▶ [Supplied material]

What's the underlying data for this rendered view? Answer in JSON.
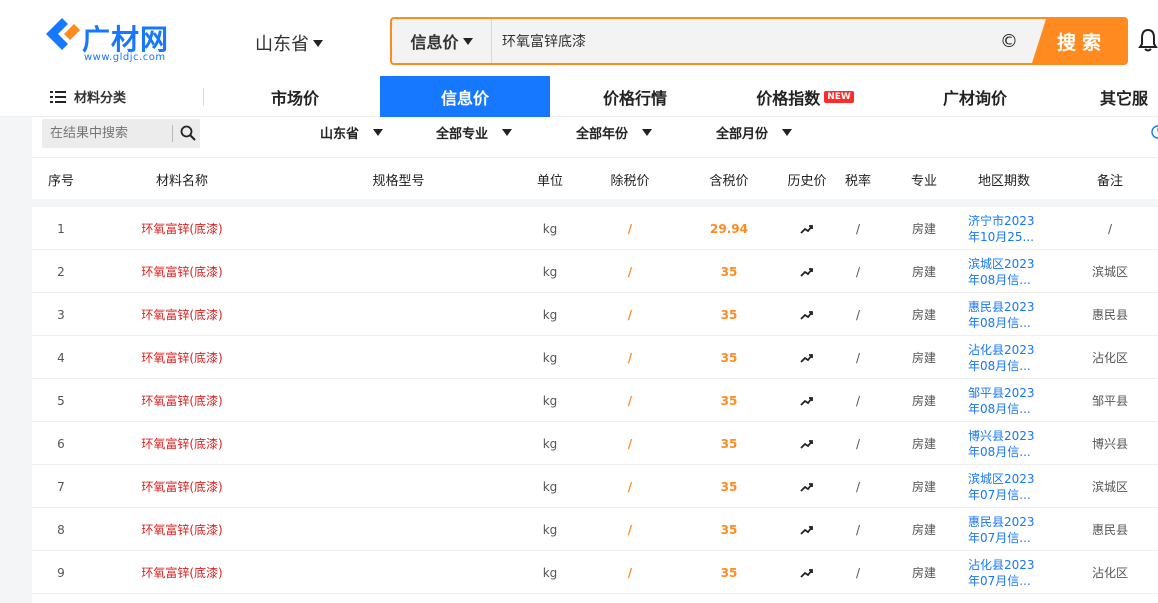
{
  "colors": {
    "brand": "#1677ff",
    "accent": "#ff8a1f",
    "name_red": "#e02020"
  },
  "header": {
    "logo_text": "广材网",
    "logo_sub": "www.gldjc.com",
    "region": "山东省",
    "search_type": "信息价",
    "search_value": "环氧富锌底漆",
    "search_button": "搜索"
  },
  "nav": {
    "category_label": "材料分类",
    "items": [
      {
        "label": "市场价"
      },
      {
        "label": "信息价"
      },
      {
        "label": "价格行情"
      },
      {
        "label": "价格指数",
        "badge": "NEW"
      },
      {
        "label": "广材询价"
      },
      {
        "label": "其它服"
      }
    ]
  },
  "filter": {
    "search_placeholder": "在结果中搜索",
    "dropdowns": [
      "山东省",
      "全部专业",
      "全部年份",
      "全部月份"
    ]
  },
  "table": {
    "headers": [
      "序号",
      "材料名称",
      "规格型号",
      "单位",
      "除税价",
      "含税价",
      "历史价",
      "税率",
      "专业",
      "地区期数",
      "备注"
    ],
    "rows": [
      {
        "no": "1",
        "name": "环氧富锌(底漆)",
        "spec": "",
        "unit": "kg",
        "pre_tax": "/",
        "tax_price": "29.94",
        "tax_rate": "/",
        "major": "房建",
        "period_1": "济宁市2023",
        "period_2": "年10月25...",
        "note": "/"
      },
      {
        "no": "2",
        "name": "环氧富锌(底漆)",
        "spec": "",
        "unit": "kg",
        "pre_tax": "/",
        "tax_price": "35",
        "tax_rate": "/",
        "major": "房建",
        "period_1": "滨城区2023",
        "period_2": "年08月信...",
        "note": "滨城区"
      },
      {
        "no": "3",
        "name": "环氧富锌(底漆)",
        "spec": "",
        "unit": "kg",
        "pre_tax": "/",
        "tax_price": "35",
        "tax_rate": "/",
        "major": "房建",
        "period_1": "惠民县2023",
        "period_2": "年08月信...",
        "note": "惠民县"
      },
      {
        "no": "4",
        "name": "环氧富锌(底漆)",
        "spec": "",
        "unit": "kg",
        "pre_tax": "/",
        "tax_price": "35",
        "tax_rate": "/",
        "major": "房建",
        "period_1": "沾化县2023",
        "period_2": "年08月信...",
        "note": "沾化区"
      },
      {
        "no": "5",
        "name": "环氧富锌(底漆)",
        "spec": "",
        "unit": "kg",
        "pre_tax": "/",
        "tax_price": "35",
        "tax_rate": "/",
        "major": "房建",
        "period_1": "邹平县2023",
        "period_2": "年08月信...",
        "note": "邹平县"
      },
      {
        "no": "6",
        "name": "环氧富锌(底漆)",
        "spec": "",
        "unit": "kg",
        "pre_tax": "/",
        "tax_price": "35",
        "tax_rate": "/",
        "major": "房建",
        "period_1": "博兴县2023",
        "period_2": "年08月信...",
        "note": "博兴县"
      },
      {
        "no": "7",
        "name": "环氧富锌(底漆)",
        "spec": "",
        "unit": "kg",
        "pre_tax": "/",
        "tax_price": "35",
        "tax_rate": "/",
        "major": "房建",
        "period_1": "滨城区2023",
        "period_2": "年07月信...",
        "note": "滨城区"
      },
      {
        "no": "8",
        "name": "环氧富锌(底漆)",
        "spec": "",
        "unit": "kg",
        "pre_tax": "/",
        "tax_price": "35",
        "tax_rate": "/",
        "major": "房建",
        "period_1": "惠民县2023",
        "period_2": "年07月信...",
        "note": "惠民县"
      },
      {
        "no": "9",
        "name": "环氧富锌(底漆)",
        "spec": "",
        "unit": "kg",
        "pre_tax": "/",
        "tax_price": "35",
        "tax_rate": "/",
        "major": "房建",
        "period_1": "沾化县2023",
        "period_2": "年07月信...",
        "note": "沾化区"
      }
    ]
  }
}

▶ [Written instruction] Using the records above, output their complete text exactly, minus any images.

▶ [Finished task]
What's the underlying data for this rendered view? Answer in JSON.
{
  "colors": {
    "brand": "#1677ff",
    "accent": "#ff8a1f",
    "name_red": "#e02020"
  },
  "header": {
    "logo_text": "广材网",
    "logo_sub": "www.gldjc.com",
    "region": "山东省",
    "search_type": "信息价",
    "search_value": "环氧富锌底漆",
    "search_button": "搜索"
  },
  "nav": {
    "category_label": "材料分类",
    "items": [
      {
        "label": "市场价"
      },
      {
        "label": "信息价"
      },
      {
        "label": "价格行情"
      },
      {
        "label": "价格指数",
        "badge": "NEW"
      },
      {
        "label": "广材询价"
      },
      {
        "label": "其它服"
      }
    ]
  },
  "filter": {
    "search_placeholder": "在结果中搜索",
    "dropdowns": [
      "山东省",
      "全部专业",
      "全部年份",
      "全部月份"
    ]
  },
  "table": {
    "headers": [
      "序号",
      "材料名称",
      "规格型号",
      "单位",
      "除税价",
      "含税价",
      "历史价",
      "税率",
      "专业",
      "地区期数",
      "备注"
    ],
    "rows": [
      {
        "no": "1",
        "name": "环氧富锌(底漆)",
        "spec": "",
        "unit": "kg",
        "pre_tax": "/",
        "tax_price": "29.94",
        "tax_rate": "/",
        "major": "房建",
        "period_1": "济宁市2023",
        "period_2": "年10月25...",
        "note": "/"
      },
      {
        "no": "2",
        "name": "环氧富锌(底漆)",
        "spec": "",
        "unit": "kg",
        "pre_tax": "/",
        "tax_price": "35",
        "tax_rate": "/",
        "major": "房建",
        "period_1": "滨城区2023",
        "period_2": "年08月信...",
        "note": "滨城区"
      },
      {
        "no": "3",
        "name": "环氧富锌(底漆)",
        "spec": "",
        "unit": "kg",
        "pre_tax": "/",
        "tax_price": "35",
        "tax_rate": "/",
        "major": "房建",
        "period_1": "惠民县2023",
        "period_2": "年08月信...",
        "note": "惠民县"
      },
      {
        "no": "4",
        "name": "环氧富锌(底漆)",
        "spec": "",
        "unit": "kg",
        "pre_tax": "/",
        "tax_price": "35",
        "tax_rate": "/",
        "major": "房建",
        "period_1": "沾化县2023",
        "period_2": "年08月信...",
        "note": "沾化区"
      },
      {
        "no": "5",
        "name": "环氧富锌(底漆)",
        "spec": "",
        "unit": "kg",
        "pre_tax": "/",
        "tax_price": "35",
        "tax_rate": "/",
        "major": "房建",
        "period_1": "邹平县2023",
        "period_2": "年08月信...",
        "note": "邹平县"
      },
      {
        "no": "6",
        "name": "环氧富锌(底漆)",
        "spec": "",
        "unit": "kg",
        "pre_tax": "/",
        "tax_price": "35",
        "tax_rate": "/",
        "major": "房建",
        "period_1": "博兴县2023",
        "period_2": "年08月信...",
        "note": "博兴县"
      },
      {
        "no": "7",
        "name": "环氧富锌(底漆)",
        "spec": "",
        "unit": "kg",
        "pre_tax": "/",
        "tax_price": "35",
        "tax_rate": "/",
        "major": "房建",
        "period_1": "滨城区2023",
        "period_2": "年07月信...",
        "note": "滨城区"
      },
      {
        "no": "8",
        "name": "环氧富锌(底漆)",
        "spec": "",
        "unit": "kg",
        "pre_tax": "/",
        "tax_price": "35",
        "tax_rate": "/",
        "major": "房建",
        "period_1": "惠民县2023",
        "period_2": "年07月信...",
        "note": "惠民县"
      },
      {
        "no": "9",
        "name": "环氧富锌(底漆)",
        "spec": "",
        "unit": "kg",
        "pre_tax": "/",
        "tax_price": "35",
        "tax_rate": "/",
        "major": "房建",
        "period_1": "沾化县2023",
        "period_2": "年07月信...",
        "note": "沾化区"
      }
    ]
  }
}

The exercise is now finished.